Records excerpted from a collection:
════════
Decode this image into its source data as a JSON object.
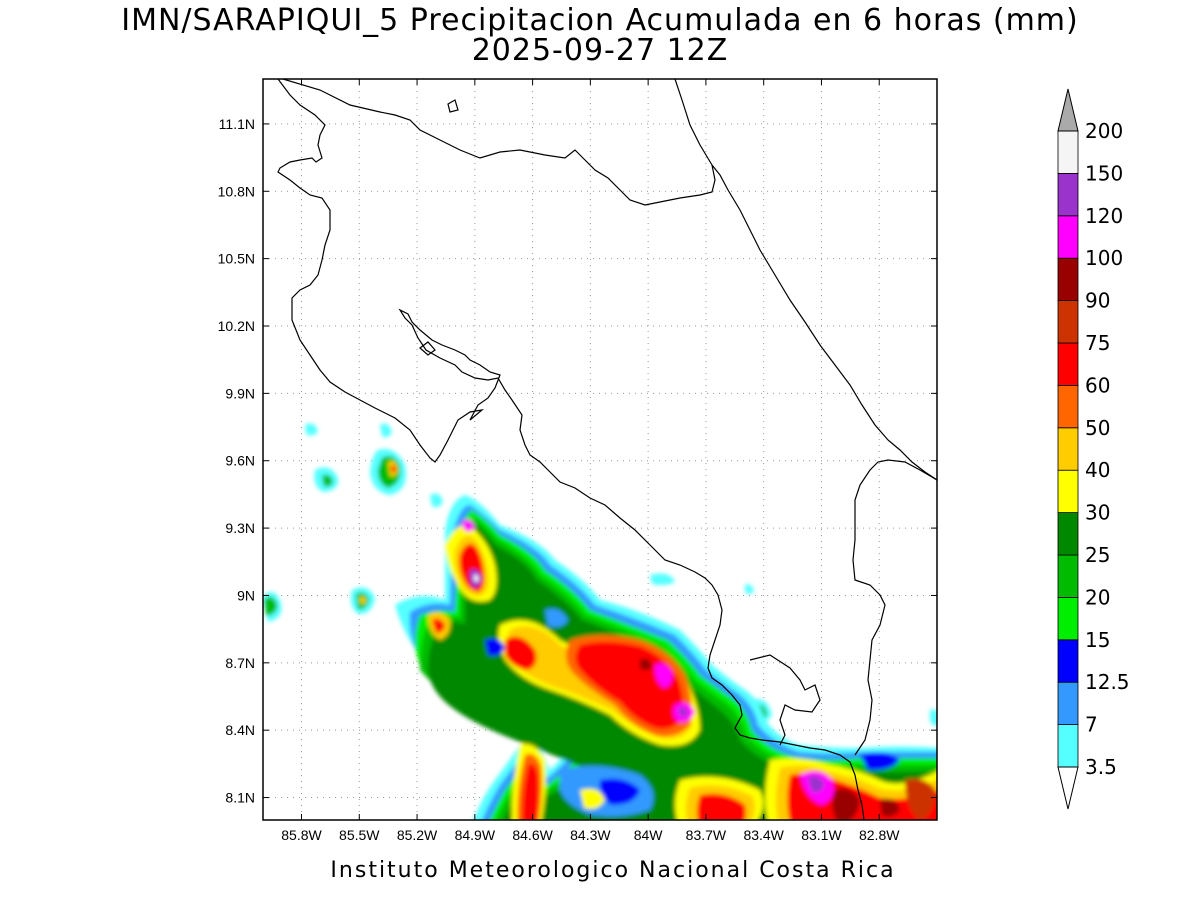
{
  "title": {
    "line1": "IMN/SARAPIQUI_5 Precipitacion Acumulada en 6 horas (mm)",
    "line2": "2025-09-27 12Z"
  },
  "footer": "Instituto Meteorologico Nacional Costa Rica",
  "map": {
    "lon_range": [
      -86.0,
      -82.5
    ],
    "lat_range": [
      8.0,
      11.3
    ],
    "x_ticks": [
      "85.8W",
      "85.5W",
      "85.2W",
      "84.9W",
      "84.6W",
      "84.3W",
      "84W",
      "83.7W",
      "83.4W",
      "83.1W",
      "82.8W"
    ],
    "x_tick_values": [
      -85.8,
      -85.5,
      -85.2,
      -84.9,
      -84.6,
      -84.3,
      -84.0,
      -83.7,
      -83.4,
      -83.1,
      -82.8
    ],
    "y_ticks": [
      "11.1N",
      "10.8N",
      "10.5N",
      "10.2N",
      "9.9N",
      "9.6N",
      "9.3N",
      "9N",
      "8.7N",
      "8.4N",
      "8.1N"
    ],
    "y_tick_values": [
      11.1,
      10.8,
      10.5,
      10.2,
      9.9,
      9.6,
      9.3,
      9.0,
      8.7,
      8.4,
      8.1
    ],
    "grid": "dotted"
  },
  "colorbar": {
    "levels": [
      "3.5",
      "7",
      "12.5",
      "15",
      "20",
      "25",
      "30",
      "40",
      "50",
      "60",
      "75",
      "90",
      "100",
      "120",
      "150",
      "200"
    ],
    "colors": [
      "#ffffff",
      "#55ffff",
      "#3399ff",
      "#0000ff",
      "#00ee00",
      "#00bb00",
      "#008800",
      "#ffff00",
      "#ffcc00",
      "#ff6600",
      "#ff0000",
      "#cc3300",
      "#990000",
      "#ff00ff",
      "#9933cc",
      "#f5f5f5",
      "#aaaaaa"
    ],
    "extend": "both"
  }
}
════════
Short exercise: Reproduce the material word for word. Any pictures should be left out of the copy.

Result of the task:
Decode this image into its source data as a JSON object.
{
  "title": {
    "line1": "IMN/SARAPIQUI_5 Precipitacion Acumulada en 6 horas (mm)",
    "line2": "2025-09-27 12Z"
  },
  "footer": "Instituto Meteorologico Nacional Costa Rica",
  "map": {
    "lon_range": [
      -86.0,
      -82.5
    ],
    "lat_range": [
      8.0,
      11.3
    ],
    "x_ticks": [
      "85.8W",
      "85.5W",
      "85.2W",
      "84.9W",
      "84.6W",
      "84.3W",
      "84W",
      "83.7W",
      "83.4W",
      "83.1W",
      "82.8W"
    ],
    "x_tick_values": [
      -85.8,
      -85.5,
      -85.2,
      -84.9,
      -84.6,
      -84.3,
      -84.0,
      -83.7,
      -83.4,
      -83.1,
      -82.8
    ],
    "y_ticks": [
      "11.1N",
      "10.8N",
      "10.5N",
      "10.2N",
      "9.9N",
      "9.6N",
      "9.3N",
      "9N",
      "8.7N",
      "8.4N",
      "8.1N"
    ],
    "y_tick_values": [
      11.1,
      10.8,
      10.5,
      10.2,
      9.9,
      9.6,
      9.3,
      9.0,
      8.7,
      8.4,
      8.1
    ],
    "grid": "dotted"
  },
  "colorbar": {
    "levels": [
      "3.5",
      "7",
      "12.5",
      "15",
      "20",
      "25",
      "30",
      "40",
      "50",
      "60",
      "75",
      "90",
      "100",
      "120",
      "150",
      "200"
    ],
    "colors": [
      "#ffffff",
      "#55ffff",
      "#3399ff",
      "#0000ff",
      "#00ee00",
      "#00bb00",
      "#008800",
      "#ffff00",
      "#ffcc00",
      "#ff6600",
      "#ff0000",
      "#cc3300",
      "#990000",
      "#ff00ff",
      "#9933cc",
      "#f5f5f5",
      "#aaaaaa"
    ],
    "extend": "both"
  }
}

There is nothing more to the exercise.